**Record excerpts**

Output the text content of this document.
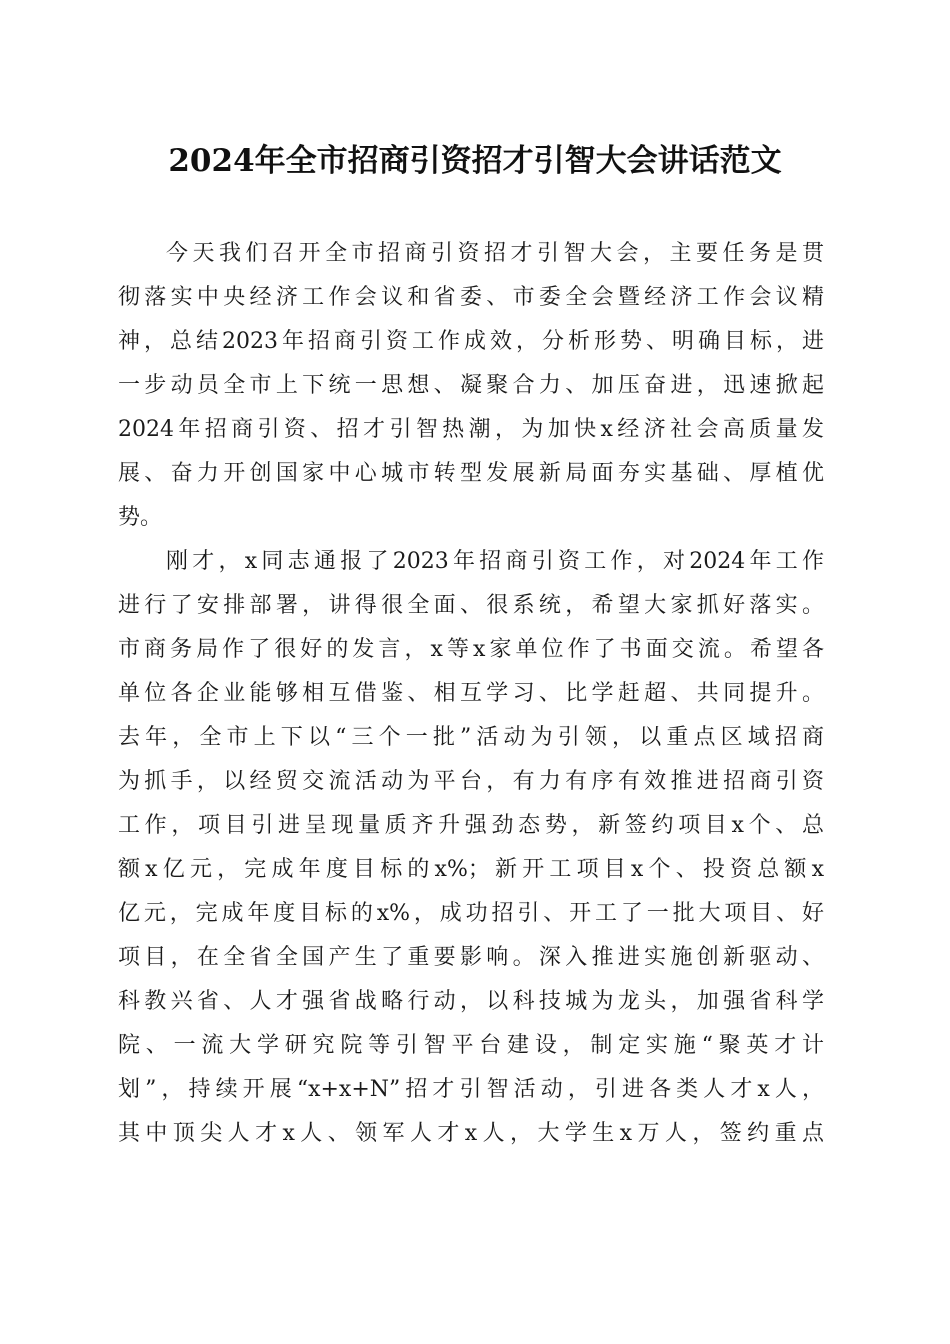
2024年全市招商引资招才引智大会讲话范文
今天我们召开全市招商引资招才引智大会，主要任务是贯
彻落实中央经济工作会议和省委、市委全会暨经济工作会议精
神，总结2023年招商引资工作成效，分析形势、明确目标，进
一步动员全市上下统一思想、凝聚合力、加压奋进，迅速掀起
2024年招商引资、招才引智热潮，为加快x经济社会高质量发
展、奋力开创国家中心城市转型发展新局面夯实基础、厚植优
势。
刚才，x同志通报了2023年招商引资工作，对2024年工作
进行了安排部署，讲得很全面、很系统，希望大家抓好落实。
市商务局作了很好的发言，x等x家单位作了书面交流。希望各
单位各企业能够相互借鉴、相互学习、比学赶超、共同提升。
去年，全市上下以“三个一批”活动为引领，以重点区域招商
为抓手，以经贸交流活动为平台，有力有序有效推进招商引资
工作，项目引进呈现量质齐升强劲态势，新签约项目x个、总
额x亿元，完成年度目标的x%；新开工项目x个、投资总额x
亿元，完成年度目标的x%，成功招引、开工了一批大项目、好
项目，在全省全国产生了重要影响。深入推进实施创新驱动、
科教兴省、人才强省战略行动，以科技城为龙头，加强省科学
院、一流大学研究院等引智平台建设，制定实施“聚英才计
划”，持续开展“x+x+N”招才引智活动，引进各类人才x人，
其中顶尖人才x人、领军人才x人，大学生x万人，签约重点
---
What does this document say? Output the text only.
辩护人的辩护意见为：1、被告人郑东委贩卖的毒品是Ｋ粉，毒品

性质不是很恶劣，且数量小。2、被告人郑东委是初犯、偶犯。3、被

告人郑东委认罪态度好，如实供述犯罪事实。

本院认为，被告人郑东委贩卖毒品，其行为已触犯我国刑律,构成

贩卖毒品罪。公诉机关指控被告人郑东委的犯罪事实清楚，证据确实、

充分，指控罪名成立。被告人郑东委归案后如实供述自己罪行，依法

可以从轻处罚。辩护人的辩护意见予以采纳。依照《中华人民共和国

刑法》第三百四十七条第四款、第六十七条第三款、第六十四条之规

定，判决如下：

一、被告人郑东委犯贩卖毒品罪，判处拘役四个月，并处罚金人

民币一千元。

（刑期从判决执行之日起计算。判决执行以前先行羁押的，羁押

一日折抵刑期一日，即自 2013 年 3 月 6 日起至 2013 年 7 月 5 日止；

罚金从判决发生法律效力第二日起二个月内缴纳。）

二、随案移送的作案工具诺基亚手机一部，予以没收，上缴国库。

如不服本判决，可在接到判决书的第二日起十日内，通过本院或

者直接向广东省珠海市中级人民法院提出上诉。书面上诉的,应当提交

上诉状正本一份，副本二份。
* * *
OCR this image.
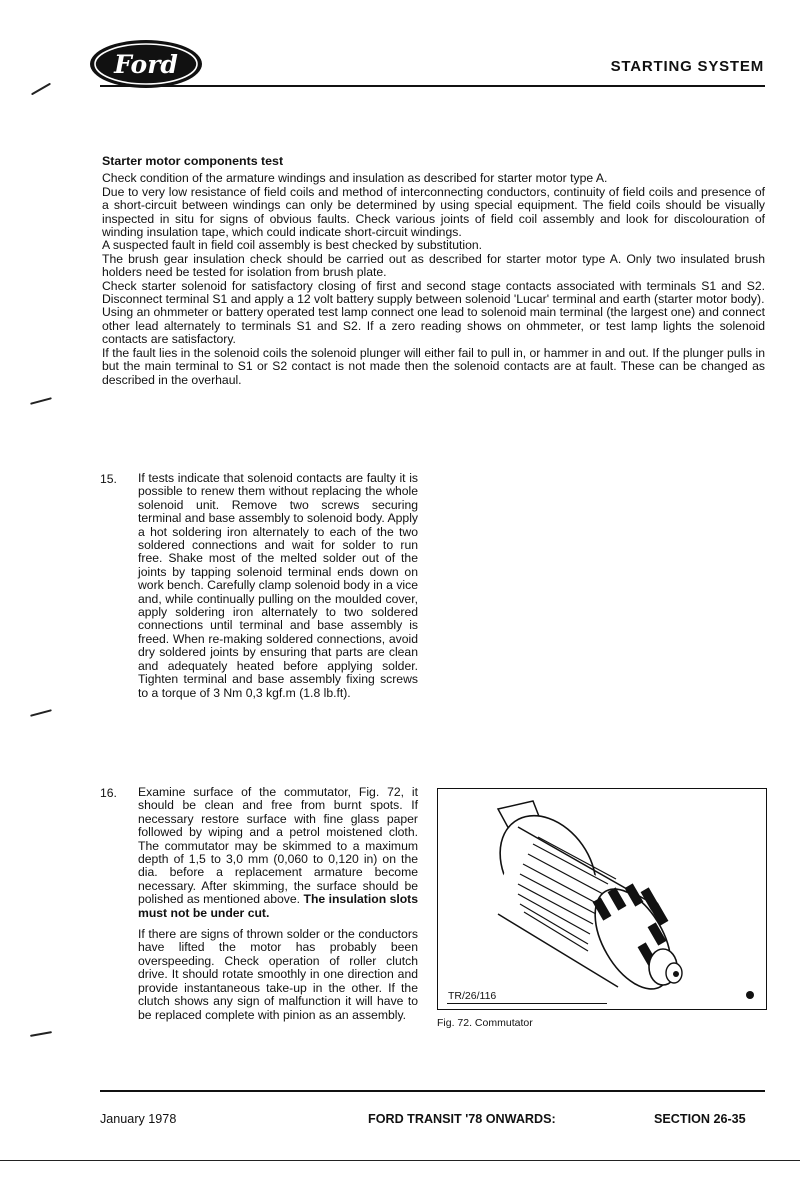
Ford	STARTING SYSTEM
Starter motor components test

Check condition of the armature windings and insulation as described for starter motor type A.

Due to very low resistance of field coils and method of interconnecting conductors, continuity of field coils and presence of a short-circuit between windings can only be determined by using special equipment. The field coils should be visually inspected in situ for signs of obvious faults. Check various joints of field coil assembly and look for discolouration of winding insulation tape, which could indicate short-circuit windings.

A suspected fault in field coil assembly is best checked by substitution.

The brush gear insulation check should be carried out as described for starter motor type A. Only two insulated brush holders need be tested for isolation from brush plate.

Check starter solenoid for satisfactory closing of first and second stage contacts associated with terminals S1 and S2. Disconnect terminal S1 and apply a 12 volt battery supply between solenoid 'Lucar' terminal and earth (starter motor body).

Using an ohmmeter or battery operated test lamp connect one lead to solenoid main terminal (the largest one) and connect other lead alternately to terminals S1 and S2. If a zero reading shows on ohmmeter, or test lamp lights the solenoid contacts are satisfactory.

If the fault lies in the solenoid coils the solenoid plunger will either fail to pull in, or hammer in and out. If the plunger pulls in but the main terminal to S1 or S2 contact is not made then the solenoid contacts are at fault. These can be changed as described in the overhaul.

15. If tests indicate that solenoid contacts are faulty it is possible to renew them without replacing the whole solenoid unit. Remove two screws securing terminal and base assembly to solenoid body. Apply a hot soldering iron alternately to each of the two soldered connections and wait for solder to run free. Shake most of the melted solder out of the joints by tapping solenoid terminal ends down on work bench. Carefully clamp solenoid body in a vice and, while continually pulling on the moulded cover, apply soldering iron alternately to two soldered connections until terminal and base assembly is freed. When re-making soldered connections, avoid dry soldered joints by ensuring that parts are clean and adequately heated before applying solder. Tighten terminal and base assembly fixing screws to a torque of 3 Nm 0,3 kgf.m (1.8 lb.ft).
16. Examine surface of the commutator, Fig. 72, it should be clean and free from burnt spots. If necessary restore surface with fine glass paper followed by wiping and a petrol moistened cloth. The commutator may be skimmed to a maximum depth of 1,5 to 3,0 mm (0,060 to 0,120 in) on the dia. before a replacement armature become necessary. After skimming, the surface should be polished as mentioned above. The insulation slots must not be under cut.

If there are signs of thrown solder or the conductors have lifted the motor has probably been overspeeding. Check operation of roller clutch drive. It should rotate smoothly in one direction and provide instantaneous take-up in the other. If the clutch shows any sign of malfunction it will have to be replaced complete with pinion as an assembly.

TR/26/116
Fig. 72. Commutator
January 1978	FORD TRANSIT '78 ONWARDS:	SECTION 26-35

**Task brief**
Above are the records. Copy every line in them holding "conductors".

**Worked answer**
Due to very low resistance of field coils and method of interconnecting conductors, continuity of field coils and presence of a short-circuit between windings can only be determined by using special equipment. The field coils should be visually inspected in situ for signs of obvious faults. Check various joints of field coil assembly and look for discolouration of winding insulation tape, which could indicate short-circuit windings.
If there are signs of thrown solder or the conductors have lifted the motor has probably been overspeeding. Check operation of roller clutch drive. It should rotate smoothly in one direction and provide instantaneous take-up in the other. If the clutch shows any sign of malfunction it will have to be replaced complete with pinion as an assembly.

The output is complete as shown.